Input >>
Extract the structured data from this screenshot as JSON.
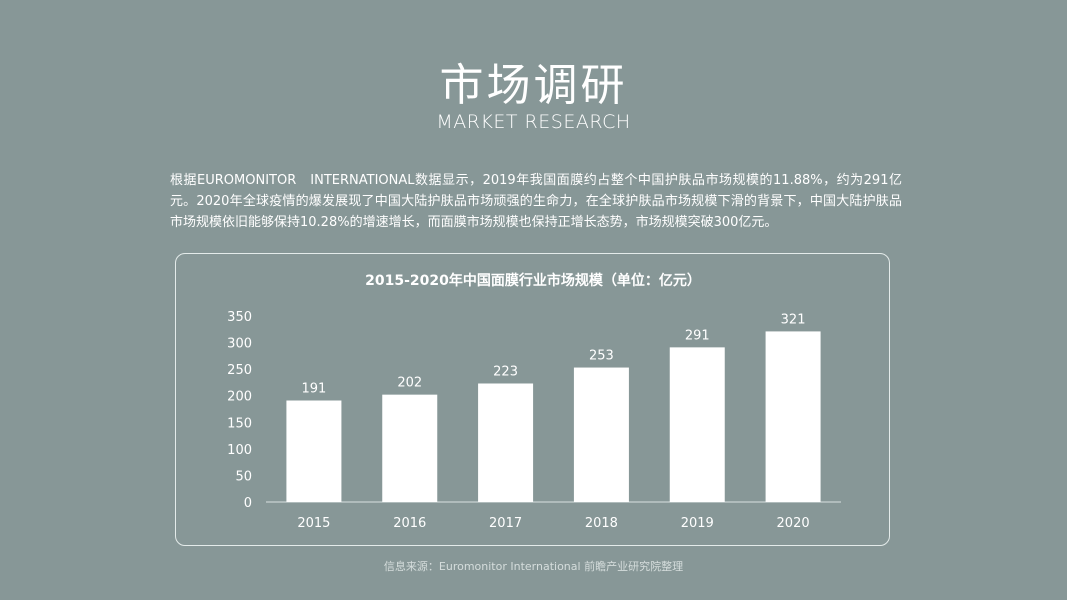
{
  "page": {
    "title_cn": "市场调研",
    "title_en": "MARKET RESEARCH",
    "intro": "根据EUROMONITOR　INTERNATIONAL数据显示，2019年我国面膜约占整个中国护肤品市场规模的11.88%，约为291亿元。2020年全球疫情的爆发展现了中国大陆护肤品市场顽强的生命力，在全球护肤品市场规模下滑的背景下，中国大陆护肤品市场规模依旧能够保持10.28%的增速增长，而面膜市场规模也保持正增长态势，市场规模突破300亿元。",
    "source": "信息来源：Euromonitor International 前瞻产业研究院整理"
  },
  "chart_data": {
    "type": "bar",
    "title": "2015-2020年中国面膜行业市场规模（单位：亿元）",
    "categories": [
      "2015",
      "2016",
      "2017",
      "2018",
      "2019",
      "2020"
    ],
    "values": [
      191,
      202,
      223,
      253,
      291,
      321
    ],
    "yticks": [
      0,
      50,
      100,
      150,
      200,
      250,
      300,
      350
    ],
    "ylim": [
      0,
      350
    ],
    "xlabel": "",
    "ylabel": "",
    "grid": false,
    "data_labels": true,
    "bar_color": "#ffffff"
  }
}
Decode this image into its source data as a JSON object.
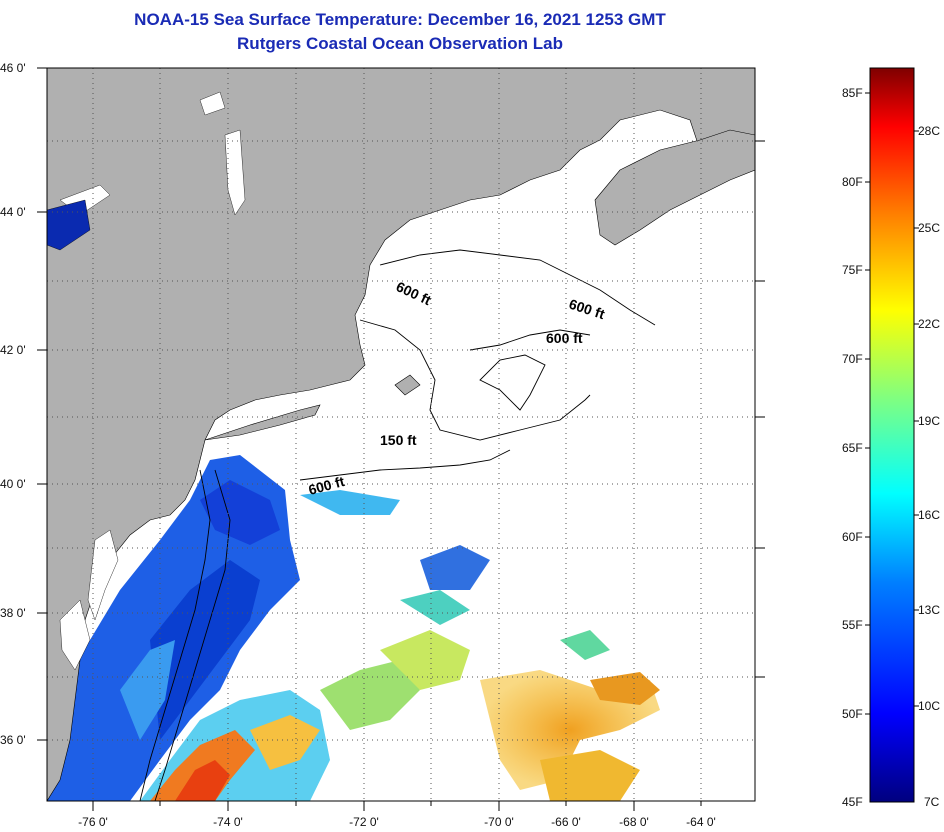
{
  "title": {
    "line1": "NOAA-15 Sea Surface Temperature:  December 16, 2021 1253 GMT",
    "line2": "Rutgers Coastal Ocean Observation Lab"
  },
  "map": {
    "lon_ticks": [
      "-76 0'",
      "-74 0'",
      "-72 0'",
      "-70 0'",
      "-68 0'",
      "-66 0'",
      "-64 0'"
    ],
    "lat_ticks": [
      "46 0'",
      "44 0'",
      "42 0'",
      "40 0'",
      "38 0'",
      "36 0'"
    ],
    "contour_labels": [
      "600 ft",
      "600 ft",
      "600 ft",
      "150 ft",
      "600 ft"
    ],
    "colors": {
      "land": "#b0b0b0",
      "ocean_nodata": "#ffffff",
      "grid": "#555555"
    }
  },
  "colorbar": {
    "fahrenheit": [
      "85F",
      "80F",
      "75F",
      "70F",
      "65F",
      "60F",
      "55F",
      "50F",
      "45F"
    ],
    "celsius": [
      "28C",
      "25C",
      "22C",
      "19C",
      "16C",
      "13C",
      "10C",
      "7C"
    ],
    "gradient_stops": [
      "#00007f",
      "#0000ff",
      "#0080ff",
      "#00ffff",
      "#80ff80",
      "#ffff00",
      "#ff8000",
      "#ff0000",
      "#7f0000"
    ]
  }
}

Stated problem >>
Say how many lines contain "JSON", and give nothing but that number.

Task answer >>
2